## [DIRECTIONS FOR THIS TASK]
Collect from the data below each line with "туризма".
═══ THE INPUT
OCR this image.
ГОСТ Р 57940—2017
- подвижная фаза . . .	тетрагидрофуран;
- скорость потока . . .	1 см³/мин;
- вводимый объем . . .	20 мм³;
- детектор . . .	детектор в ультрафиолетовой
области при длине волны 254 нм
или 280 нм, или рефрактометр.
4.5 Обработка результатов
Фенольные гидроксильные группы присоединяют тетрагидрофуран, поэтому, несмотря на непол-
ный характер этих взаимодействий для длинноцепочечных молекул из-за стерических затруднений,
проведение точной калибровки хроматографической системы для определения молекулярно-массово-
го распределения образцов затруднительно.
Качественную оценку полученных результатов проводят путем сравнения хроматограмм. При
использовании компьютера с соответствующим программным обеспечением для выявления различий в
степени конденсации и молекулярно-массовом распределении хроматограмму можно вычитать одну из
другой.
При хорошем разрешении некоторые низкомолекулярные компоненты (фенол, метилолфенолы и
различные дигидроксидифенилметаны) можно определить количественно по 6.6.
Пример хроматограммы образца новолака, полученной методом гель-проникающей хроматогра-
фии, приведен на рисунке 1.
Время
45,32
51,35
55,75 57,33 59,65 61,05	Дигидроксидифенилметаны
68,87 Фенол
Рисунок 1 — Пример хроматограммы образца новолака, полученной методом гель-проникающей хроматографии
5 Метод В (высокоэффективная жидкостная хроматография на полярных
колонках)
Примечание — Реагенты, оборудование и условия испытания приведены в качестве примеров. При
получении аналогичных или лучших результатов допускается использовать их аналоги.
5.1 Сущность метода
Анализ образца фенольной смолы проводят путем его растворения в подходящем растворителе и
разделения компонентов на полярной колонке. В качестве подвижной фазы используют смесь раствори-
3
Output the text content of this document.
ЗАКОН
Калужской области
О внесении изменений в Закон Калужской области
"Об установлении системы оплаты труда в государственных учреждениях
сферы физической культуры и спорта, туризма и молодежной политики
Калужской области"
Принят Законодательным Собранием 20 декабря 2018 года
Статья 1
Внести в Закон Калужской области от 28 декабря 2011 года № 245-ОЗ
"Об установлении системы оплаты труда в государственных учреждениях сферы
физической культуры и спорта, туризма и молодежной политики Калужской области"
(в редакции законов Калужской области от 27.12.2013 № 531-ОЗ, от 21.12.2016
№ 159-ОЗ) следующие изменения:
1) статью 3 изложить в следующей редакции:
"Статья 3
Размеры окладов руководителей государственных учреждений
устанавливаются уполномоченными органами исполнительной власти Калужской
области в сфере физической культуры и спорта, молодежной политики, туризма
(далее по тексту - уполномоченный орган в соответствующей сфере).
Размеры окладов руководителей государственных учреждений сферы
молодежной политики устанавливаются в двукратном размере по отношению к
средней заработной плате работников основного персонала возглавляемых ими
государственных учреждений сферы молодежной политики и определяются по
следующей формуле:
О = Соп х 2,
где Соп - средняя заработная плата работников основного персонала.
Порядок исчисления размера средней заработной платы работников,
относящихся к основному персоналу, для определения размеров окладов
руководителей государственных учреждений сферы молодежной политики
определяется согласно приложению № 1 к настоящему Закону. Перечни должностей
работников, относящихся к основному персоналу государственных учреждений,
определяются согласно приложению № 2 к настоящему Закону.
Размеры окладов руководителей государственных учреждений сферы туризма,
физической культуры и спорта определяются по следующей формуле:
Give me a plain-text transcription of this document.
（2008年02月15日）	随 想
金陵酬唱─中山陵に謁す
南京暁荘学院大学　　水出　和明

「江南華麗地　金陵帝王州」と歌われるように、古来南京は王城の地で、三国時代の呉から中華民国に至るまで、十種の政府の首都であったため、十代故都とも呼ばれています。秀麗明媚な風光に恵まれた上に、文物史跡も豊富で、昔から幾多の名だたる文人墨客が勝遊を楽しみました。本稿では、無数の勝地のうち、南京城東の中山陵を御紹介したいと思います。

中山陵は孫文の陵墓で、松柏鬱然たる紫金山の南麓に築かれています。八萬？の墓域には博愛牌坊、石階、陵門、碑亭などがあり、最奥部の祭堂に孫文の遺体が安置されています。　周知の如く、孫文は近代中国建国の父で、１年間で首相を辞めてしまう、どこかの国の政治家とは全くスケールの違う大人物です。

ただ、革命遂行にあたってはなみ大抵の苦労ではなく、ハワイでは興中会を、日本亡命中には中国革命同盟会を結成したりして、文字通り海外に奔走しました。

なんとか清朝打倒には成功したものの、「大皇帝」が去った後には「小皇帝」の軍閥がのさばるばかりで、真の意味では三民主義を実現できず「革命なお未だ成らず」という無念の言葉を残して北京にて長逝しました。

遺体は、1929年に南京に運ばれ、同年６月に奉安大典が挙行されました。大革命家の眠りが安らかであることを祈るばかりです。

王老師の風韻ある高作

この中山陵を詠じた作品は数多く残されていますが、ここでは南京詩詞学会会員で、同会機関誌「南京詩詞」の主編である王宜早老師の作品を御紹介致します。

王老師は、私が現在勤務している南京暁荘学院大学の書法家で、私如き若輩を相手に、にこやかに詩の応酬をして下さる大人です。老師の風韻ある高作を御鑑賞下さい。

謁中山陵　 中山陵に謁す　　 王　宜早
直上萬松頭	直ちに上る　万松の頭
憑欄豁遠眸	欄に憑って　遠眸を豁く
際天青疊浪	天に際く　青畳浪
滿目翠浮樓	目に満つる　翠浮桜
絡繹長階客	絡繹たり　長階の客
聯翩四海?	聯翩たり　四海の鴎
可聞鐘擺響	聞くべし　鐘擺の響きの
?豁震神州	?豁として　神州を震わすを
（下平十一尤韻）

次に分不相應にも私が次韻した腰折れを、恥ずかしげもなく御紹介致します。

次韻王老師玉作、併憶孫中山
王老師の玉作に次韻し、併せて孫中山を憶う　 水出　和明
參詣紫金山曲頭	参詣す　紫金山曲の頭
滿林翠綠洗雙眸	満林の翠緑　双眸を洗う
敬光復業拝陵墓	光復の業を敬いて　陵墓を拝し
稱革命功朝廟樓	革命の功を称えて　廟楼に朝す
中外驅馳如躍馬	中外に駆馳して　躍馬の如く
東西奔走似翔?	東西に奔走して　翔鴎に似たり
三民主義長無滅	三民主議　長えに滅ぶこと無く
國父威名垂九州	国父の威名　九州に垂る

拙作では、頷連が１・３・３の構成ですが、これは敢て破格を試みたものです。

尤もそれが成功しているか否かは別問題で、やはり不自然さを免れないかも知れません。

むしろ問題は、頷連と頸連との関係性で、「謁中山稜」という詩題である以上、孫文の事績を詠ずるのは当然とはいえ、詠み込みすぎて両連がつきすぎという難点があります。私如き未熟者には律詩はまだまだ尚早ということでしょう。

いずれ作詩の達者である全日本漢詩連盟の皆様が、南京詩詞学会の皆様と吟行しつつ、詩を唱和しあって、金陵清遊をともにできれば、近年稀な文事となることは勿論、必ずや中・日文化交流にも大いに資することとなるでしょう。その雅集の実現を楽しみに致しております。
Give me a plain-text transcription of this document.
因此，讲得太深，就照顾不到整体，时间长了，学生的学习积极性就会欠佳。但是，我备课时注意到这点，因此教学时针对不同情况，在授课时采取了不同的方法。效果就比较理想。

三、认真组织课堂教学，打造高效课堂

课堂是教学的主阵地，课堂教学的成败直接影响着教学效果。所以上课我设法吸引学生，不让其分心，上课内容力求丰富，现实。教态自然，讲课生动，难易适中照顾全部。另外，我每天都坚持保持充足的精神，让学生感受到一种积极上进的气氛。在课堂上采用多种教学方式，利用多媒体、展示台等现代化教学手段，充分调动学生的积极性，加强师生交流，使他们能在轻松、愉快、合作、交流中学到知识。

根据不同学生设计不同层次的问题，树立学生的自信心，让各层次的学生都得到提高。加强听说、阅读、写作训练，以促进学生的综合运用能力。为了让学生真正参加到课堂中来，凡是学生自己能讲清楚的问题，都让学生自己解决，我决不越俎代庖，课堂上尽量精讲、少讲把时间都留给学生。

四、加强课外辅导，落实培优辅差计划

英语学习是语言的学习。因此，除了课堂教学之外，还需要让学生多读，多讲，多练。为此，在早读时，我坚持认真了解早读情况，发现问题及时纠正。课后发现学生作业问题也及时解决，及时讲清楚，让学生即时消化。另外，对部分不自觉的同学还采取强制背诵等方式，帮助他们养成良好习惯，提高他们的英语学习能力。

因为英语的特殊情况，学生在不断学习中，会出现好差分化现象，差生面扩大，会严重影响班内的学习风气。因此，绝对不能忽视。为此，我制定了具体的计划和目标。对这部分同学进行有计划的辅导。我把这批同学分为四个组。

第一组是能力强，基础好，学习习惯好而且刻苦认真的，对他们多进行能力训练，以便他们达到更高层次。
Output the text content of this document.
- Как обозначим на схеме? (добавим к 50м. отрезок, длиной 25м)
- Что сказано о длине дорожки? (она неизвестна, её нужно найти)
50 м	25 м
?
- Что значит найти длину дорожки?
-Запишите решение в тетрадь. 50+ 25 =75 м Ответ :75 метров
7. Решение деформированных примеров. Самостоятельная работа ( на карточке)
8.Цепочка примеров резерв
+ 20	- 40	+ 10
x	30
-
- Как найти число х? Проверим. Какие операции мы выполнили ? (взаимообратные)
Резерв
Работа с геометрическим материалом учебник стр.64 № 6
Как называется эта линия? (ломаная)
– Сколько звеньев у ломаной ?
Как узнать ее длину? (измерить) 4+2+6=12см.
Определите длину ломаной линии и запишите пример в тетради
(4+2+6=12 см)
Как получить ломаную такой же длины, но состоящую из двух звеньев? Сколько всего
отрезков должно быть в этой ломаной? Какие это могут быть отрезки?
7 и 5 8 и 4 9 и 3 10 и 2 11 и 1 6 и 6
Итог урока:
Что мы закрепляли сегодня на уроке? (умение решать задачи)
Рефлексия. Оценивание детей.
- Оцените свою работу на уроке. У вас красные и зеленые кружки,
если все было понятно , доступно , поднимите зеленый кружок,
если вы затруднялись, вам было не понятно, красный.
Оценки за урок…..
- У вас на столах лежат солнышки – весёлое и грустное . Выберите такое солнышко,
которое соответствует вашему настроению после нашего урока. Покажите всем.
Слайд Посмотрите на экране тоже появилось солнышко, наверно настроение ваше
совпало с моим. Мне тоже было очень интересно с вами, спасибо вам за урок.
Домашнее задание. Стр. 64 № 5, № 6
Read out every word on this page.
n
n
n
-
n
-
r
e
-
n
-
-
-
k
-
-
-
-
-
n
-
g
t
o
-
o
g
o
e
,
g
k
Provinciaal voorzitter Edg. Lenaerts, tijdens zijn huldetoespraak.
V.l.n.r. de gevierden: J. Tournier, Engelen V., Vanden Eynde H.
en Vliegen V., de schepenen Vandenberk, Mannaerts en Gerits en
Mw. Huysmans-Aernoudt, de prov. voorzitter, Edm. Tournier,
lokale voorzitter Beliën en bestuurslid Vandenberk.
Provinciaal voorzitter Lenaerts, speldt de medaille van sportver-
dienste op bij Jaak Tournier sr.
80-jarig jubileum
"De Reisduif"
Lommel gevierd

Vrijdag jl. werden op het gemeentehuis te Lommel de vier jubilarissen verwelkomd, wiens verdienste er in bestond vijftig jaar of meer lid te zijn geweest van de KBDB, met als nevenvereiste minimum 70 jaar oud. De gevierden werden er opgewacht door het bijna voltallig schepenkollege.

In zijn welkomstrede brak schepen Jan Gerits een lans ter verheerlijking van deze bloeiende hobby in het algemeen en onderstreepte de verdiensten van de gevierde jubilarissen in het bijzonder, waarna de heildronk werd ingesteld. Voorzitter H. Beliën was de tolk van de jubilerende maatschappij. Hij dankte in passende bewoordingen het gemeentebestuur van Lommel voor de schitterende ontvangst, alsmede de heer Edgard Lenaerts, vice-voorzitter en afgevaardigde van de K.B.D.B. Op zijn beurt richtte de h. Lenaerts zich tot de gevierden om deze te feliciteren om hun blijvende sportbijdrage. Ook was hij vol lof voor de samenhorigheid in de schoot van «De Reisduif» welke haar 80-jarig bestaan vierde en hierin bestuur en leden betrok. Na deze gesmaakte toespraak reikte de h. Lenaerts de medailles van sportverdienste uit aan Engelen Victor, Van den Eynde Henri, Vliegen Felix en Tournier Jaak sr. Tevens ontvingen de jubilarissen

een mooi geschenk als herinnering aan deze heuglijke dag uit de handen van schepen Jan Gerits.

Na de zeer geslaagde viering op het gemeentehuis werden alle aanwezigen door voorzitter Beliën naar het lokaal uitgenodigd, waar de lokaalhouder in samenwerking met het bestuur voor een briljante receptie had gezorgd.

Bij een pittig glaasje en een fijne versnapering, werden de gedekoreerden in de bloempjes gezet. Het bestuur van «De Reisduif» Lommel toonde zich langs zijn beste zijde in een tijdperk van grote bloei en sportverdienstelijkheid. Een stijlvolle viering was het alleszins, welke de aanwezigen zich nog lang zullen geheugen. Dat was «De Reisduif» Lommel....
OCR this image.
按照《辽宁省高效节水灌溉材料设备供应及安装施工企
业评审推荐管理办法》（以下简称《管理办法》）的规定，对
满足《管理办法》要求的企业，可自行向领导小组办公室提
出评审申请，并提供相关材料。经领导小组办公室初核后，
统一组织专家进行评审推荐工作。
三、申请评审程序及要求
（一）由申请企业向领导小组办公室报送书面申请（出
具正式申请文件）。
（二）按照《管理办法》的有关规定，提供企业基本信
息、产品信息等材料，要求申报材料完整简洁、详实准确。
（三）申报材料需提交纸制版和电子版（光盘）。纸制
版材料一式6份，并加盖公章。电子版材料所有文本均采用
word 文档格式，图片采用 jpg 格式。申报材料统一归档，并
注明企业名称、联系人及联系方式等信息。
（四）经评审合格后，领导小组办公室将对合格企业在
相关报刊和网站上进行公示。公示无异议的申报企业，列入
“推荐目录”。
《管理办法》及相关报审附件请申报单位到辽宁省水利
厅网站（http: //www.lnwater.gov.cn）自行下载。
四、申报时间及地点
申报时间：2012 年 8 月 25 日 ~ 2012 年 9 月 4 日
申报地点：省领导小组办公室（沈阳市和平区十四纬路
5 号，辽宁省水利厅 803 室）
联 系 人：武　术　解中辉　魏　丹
══════
## [RESULT OF THE EXERCISE]
сферы физической культуры и спорта, туризма и молодежной политики
физической культуры и спорта, туризма и молодежной политики Калужской области"
области в сфере физической культуры и спорта, молодежной политики, туризма
Размеры окладов руководителей государственных учреждений сферы туризма,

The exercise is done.